◆ **SHORT EXERCISE 1**:
Duplicate the part of the growth capital excerpt that opens with the words containing "There are three" and closes with "aka, retained earnings.".

◆ **EXCERPT**:
Capital is so important to growing a business. If you don’t have what you need for your business’s development, all you’re doing is paying your bills and just getting by. Having enough working capital to pay those bills on time every month is important, but to take your business further, it’s growth capital you should be paying close attention to. To do that, you have to understand how growth capital works, what it does, and how it helps your company develop from a small business to something much larger and stronger.
There are three primary sources of growth capital for a small business:
1. Equity capital from the founder(s) and/or outside investor(s).
2. A combination of operating cash flow and profits left in the business, aka, retained earnings.
3. Borrowed funds, typically from a lender or bank.
It can take time to see a business develop, but with the right amount of growth capital, that development is certainly possible. Too many business owners fail to understand the difference between working capital and growth capital, which can mean that they don’t spend enough time developing their growth capital the way they should. When it comes time to expand the business, there isn’t any money available for that expansion, so the business can’t develop the way it needs to in order to keep up with the competition. That can have devastating effects on a company that would otherwise be very successful, and it’s something any company needs to avoid.
What Is Growth Capital?
Unlike working capital, which is used for bills and basic, cyclical expenses, growth capital isn’t tied to any particular business cycle. Instead, growth capital is designed to provide long-term health for the business. It builds up over time, and can ensure the business’s well-being. Once a business decides that it is going to make a major change, like an expansion, adding another location, or a merger with another company, growth capital will come into play and be used. These kinds of changes are very expensive, but they are not recurring expenses that are going to be seen every month. Since they aren’t recurring, they don’t come out of working capital.
Without a growth capital fund to pull from, however, a business can’t really accomplish anything beyond its day to day operations. There will not be any expansion when there isn’t any growth capital to use, this generally comes about from poor financial planning and can be profoundly damaging to a small business.

◆ **RECORD LIST**:

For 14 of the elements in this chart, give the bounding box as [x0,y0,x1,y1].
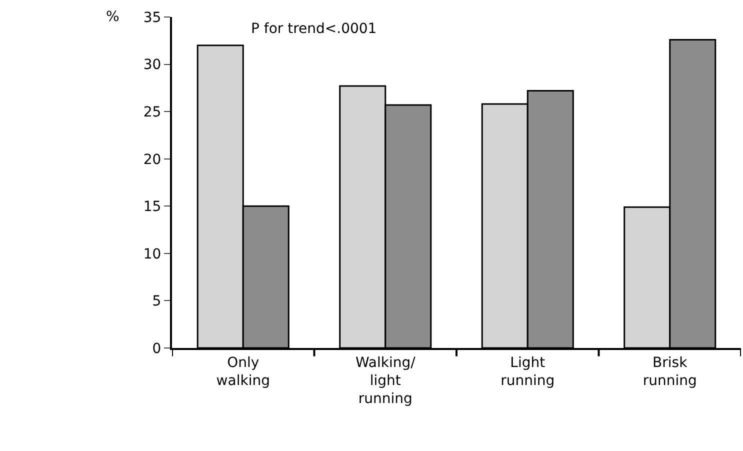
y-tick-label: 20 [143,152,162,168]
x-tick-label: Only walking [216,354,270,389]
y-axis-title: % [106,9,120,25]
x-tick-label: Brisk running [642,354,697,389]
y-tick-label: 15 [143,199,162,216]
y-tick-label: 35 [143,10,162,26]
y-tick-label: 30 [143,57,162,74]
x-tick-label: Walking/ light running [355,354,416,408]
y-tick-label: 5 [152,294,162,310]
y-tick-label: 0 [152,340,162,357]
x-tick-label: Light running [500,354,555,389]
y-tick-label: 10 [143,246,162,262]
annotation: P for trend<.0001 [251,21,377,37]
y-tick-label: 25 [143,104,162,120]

◆ **SHORT EXERCISE 2**:
Set down every line of the rows above word for word, omitting the pictures.

◆ **RESPONSE 1**:
There are three primary sources of growth capital for a small business:
1. Equity capital from the founder(s) and/or outside investor(s).
2. A combination of operating cash flow and profits left in the business, aka, retained earnings.

◆ **RESPONSE 2**:
For 14 of the elements in this chart, give the bounding box as [x0,y0,x1,y1].
y-tick-label: 20 [143,152,162,168]
x-tick-label: Only walking [216,354,270,389]
y-axis-title: % [106,9,120,25]
x-tick-label: Brisk running [642,354,697,389]
y-tick-label: 15 [143,199,162,216]
y-tick-label: 35 [143,10,162,26]
y-tick-label: 30 [143,57,162,74]
x-tick-label: Walking/ light running [355,354,416,408]
y-tick-label: 5 [152,294,162,310]
y-tick-label: 0 [152,340,162,357]
x-tick-label: Light running [500,354,555,389]
y-tick-label: 10 [143,246,162,262]
annotation: P for trend<.0001 [251,21,377,37]
y-tick-label: 25 [143,104,162,120]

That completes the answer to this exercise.